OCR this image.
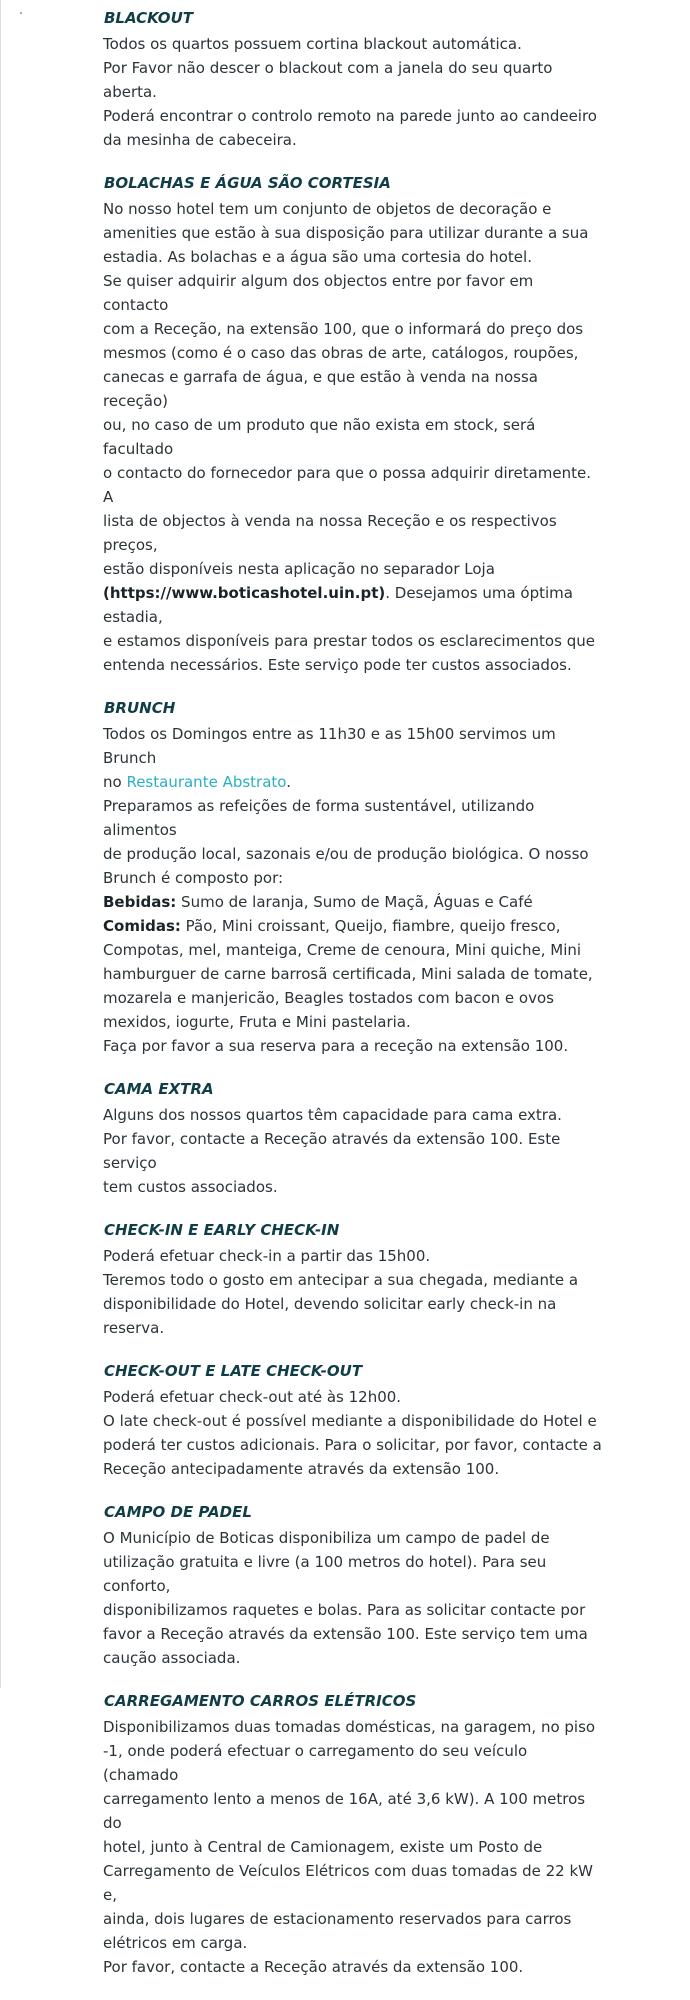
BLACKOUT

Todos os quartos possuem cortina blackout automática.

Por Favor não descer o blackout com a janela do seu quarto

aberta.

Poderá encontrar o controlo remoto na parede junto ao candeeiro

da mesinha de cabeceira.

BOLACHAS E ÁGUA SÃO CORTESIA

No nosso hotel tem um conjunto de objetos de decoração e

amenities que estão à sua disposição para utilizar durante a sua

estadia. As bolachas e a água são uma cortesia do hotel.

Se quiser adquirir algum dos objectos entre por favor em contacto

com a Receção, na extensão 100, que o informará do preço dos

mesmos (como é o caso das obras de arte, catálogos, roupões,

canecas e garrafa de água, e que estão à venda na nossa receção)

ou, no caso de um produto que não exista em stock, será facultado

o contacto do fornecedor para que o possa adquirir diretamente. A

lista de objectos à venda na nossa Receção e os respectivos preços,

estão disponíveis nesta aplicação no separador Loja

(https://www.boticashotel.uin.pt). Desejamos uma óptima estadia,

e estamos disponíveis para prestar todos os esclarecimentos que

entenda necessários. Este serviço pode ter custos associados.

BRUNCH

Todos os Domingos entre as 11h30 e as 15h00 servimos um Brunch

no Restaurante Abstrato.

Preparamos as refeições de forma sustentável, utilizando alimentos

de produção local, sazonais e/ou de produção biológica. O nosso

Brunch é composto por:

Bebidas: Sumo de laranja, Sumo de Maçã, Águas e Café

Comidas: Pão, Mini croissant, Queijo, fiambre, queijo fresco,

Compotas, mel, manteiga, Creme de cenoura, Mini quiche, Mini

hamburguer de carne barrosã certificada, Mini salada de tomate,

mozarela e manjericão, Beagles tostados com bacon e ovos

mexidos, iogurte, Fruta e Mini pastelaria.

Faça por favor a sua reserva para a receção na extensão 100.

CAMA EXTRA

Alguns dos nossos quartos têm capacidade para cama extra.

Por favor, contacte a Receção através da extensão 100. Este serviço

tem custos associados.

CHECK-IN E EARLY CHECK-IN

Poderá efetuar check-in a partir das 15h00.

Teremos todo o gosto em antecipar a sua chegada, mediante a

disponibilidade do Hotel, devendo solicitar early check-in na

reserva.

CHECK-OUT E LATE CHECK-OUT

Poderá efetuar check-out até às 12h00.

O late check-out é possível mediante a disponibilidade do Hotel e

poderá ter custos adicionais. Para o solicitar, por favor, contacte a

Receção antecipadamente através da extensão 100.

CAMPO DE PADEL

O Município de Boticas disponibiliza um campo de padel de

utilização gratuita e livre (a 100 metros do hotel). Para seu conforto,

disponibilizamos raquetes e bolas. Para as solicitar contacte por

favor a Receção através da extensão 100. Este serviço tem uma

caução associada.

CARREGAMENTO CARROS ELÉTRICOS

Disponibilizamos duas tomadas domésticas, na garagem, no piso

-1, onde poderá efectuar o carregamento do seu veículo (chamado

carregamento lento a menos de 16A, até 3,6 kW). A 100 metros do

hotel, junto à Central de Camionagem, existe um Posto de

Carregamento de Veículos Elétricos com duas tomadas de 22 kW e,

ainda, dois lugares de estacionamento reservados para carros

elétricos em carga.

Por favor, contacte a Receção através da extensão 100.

* * *

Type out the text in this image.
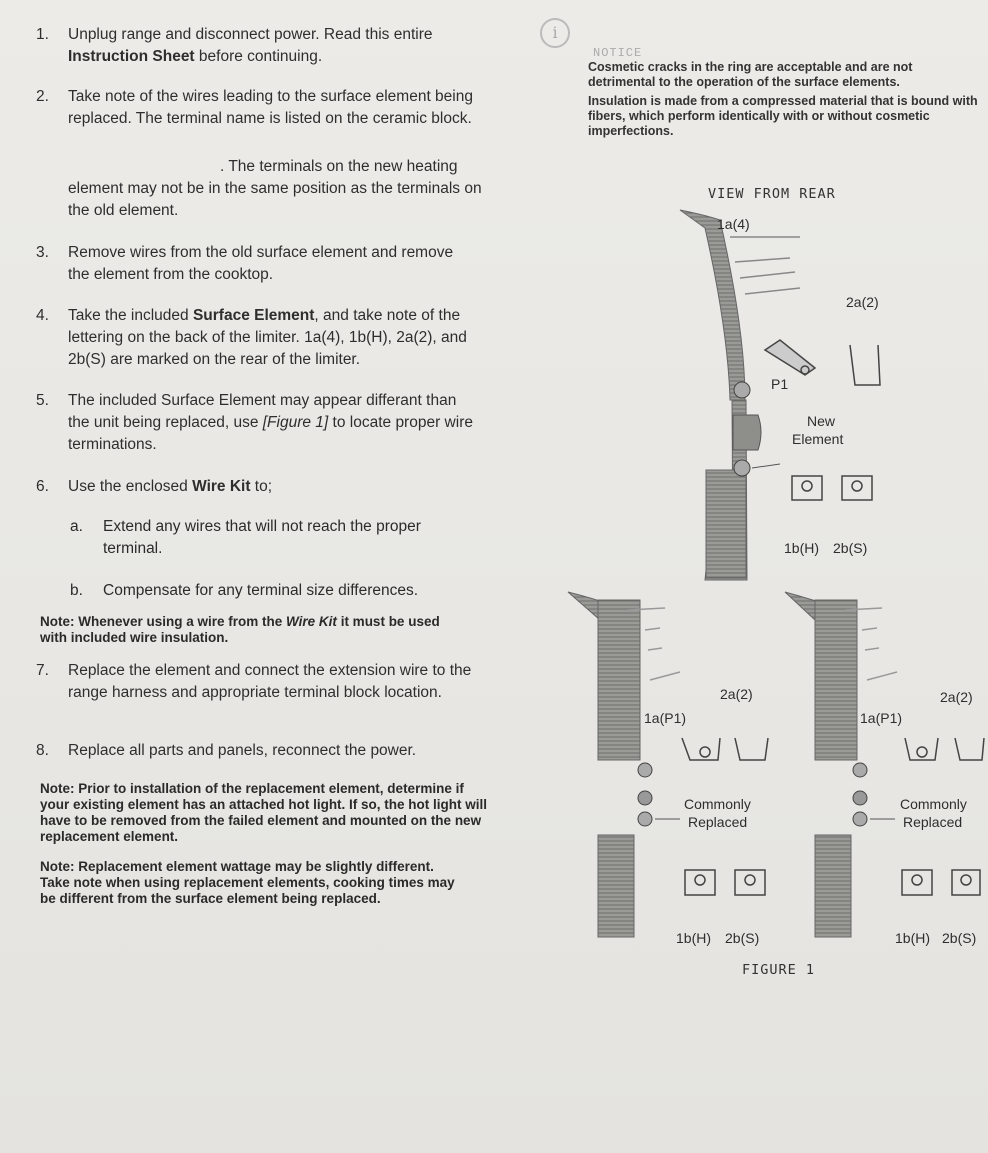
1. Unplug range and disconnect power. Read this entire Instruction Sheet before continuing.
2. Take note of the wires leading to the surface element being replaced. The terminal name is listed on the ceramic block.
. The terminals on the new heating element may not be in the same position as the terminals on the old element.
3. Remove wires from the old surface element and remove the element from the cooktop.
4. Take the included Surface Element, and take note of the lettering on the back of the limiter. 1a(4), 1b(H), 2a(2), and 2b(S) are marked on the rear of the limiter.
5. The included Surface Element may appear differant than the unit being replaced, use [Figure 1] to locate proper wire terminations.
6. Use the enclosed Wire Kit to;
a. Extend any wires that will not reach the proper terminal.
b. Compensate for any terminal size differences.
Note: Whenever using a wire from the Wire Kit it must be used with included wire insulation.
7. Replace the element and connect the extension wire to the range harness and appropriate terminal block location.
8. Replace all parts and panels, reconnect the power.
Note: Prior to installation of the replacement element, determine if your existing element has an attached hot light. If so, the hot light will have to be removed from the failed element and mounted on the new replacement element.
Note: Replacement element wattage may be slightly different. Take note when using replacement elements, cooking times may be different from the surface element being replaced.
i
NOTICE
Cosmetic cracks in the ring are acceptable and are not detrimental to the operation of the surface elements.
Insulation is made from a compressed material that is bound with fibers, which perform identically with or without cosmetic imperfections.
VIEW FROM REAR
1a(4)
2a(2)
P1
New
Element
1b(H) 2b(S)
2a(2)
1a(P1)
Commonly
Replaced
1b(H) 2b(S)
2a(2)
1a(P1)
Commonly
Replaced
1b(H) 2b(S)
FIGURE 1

> [Task prompt]: Pick out all lines containing the string "contacto".

> [Full output]:
Se quiser adquirir algum dos objectos entre por favor em contacto
o contacto do fornecedor para que o possa adquirir diretamente. A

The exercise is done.